_WORK TO DO_: Scan the data that follows and count the lines with the string "diensten"; answer with the count alone.

_RECORDS SHOWN_:

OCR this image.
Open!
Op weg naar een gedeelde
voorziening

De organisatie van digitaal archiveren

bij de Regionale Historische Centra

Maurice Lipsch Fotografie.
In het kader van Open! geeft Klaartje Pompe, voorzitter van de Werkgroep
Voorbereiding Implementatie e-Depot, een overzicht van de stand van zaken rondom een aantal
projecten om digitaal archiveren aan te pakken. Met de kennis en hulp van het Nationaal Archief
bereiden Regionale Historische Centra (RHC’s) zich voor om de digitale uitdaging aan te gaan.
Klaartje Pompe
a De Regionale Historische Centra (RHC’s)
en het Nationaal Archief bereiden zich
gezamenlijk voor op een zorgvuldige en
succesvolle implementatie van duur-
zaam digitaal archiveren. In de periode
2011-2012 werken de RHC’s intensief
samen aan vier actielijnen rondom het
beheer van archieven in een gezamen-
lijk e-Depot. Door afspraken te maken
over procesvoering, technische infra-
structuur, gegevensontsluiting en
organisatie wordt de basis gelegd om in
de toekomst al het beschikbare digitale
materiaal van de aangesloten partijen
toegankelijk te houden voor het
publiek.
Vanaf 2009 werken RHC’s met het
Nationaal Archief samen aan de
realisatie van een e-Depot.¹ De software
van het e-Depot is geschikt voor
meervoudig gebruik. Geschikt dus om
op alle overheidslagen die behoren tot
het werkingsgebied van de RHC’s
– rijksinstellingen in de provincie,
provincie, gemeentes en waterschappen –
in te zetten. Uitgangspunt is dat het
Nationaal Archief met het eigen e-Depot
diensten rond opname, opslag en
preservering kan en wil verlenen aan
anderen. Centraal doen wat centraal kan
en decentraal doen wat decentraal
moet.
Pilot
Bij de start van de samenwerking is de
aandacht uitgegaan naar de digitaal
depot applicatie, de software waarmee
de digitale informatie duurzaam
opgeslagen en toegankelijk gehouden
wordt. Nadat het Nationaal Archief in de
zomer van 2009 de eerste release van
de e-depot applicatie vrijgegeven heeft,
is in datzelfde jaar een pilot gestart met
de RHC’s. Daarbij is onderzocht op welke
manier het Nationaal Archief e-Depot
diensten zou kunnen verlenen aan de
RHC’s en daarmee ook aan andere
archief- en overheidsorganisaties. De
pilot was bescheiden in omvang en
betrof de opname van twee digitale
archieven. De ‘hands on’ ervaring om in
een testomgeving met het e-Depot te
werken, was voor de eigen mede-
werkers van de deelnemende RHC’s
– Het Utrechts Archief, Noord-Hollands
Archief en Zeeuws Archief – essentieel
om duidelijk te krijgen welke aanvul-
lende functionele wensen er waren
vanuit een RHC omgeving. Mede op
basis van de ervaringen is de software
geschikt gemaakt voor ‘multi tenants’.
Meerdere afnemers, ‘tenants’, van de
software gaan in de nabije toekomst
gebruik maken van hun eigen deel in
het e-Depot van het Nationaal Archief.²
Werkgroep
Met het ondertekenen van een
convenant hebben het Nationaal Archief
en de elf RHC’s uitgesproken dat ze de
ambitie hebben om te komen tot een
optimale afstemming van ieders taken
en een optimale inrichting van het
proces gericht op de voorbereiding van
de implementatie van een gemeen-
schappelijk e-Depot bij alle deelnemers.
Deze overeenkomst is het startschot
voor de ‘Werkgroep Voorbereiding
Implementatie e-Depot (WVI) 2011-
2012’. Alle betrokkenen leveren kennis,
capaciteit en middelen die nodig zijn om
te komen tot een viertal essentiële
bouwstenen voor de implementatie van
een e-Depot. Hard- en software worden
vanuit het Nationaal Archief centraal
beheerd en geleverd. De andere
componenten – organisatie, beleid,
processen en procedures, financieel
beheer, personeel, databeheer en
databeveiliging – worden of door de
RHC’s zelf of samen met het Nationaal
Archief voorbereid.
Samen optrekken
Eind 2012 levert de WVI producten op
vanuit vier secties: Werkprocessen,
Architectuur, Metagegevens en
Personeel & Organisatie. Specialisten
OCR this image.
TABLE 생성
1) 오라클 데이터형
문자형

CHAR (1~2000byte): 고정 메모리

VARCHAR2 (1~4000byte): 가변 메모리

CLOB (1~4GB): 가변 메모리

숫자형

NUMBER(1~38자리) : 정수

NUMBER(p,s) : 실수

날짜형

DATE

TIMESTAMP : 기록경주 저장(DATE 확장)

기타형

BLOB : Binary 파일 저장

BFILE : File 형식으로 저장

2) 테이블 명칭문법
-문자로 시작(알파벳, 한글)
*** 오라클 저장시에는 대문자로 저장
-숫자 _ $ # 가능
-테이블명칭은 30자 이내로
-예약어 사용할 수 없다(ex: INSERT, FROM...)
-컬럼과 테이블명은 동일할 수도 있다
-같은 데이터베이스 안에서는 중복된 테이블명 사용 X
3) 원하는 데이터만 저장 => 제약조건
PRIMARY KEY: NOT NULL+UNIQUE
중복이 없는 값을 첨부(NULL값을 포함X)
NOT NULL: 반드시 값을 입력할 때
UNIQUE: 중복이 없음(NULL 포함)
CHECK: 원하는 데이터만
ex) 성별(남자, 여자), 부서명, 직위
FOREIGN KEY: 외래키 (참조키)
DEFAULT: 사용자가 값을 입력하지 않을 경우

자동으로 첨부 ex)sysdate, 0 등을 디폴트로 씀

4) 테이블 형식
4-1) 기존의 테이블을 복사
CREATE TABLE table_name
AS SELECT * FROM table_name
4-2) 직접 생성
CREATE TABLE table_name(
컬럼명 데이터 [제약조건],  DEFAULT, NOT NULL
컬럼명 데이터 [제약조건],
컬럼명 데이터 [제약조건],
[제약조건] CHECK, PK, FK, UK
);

_THE ANSWER_: 2